- **PROBLEM TO WORK ON**
How many of the lines here include "Wavelength"? Answer with a single number.

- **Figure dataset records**

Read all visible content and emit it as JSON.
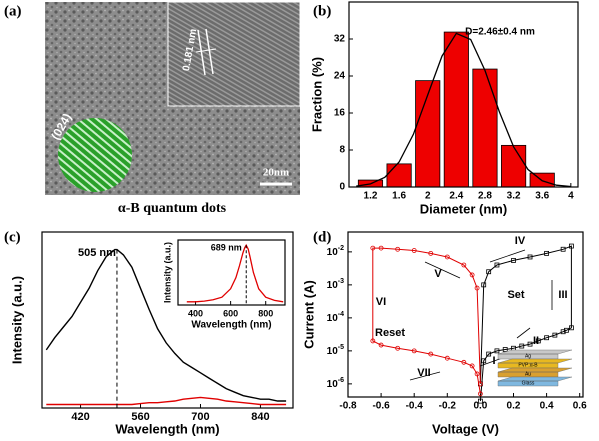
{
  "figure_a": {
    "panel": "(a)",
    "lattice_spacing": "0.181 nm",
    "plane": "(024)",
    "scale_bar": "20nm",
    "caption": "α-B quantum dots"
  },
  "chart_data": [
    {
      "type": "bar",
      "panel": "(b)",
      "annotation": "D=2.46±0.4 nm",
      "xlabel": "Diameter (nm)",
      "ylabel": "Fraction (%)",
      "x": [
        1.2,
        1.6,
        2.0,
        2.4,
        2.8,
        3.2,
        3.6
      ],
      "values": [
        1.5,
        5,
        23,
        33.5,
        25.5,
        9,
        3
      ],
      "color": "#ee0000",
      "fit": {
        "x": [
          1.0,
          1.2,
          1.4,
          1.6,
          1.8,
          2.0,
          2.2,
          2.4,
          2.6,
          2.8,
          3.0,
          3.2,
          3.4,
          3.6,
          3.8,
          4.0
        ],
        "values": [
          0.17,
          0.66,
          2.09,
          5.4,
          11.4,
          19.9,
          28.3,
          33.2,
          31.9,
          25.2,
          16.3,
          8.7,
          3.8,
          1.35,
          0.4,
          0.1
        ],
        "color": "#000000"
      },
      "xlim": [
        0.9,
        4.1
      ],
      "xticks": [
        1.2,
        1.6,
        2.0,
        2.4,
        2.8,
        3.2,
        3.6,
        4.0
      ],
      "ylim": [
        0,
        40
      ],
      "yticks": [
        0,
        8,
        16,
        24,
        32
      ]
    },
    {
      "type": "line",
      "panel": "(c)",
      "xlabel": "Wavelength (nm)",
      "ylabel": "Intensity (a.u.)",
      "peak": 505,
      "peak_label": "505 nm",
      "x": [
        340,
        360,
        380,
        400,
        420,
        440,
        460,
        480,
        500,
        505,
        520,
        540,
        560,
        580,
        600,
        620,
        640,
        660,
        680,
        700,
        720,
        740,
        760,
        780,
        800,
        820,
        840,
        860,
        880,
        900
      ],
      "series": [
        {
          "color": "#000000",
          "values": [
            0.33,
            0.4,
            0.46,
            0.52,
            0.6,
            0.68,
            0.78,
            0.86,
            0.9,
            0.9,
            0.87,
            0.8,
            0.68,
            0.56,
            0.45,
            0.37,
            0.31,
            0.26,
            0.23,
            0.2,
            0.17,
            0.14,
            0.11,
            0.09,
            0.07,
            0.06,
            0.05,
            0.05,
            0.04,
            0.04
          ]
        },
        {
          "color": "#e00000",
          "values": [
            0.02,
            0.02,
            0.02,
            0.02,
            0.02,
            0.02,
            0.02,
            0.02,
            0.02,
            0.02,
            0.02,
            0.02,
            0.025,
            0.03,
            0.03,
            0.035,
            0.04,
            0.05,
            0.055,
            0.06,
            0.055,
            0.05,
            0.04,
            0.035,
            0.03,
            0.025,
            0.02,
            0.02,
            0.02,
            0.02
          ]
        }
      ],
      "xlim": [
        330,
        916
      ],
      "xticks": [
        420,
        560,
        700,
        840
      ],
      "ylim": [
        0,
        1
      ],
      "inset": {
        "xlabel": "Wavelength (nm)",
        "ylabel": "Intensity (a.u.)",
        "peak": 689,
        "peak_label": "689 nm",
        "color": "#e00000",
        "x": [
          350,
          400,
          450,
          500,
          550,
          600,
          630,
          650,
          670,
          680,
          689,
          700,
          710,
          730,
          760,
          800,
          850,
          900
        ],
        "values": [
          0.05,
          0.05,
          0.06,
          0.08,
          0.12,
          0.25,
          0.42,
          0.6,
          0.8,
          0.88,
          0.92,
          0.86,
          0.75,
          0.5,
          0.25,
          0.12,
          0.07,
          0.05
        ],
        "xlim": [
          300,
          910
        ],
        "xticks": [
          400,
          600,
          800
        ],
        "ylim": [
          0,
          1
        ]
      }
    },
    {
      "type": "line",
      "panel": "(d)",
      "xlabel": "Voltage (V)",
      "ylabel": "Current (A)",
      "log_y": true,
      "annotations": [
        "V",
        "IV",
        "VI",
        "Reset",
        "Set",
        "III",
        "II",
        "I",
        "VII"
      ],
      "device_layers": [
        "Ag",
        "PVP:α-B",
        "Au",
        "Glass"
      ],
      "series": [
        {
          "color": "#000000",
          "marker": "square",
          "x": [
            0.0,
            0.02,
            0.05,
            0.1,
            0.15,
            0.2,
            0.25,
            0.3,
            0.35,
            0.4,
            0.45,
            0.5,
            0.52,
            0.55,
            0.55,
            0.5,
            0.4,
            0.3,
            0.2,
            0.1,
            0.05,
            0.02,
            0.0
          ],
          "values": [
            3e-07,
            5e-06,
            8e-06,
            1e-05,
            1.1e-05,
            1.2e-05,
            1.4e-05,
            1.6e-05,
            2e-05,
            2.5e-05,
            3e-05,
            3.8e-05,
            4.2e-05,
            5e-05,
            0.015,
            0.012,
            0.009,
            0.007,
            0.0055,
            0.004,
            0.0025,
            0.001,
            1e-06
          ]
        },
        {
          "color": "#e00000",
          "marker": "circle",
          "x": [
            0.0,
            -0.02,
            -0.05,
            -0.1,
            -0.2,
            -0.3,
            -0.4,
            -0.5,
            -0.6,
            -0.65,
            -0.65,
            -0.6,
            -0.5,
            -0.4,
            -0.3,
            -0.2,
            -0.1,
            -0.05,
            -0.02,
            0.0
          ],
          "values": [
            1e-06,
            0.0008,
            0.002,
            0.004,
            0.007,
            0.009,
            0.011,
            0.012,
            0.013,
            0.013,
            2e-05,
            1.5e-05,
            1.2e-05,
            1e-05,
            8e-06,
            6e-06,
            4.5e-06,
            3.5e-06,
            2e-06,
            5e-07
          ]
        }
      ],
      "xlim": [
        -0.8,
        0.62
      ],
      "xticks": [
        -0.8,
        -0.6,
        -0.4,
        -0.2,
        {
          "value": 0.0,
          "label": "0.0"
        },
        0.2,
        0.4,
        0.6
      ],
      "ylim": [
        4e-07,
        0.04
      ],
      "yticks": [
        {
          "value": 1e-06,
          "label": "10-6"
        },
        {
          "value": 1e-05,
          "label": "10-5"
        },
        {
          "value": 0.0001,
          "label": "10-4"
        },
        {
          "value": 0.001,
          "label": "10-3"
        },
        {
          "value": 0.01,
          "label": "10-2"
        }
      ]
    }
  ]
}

- **COMPLETED TASK**
2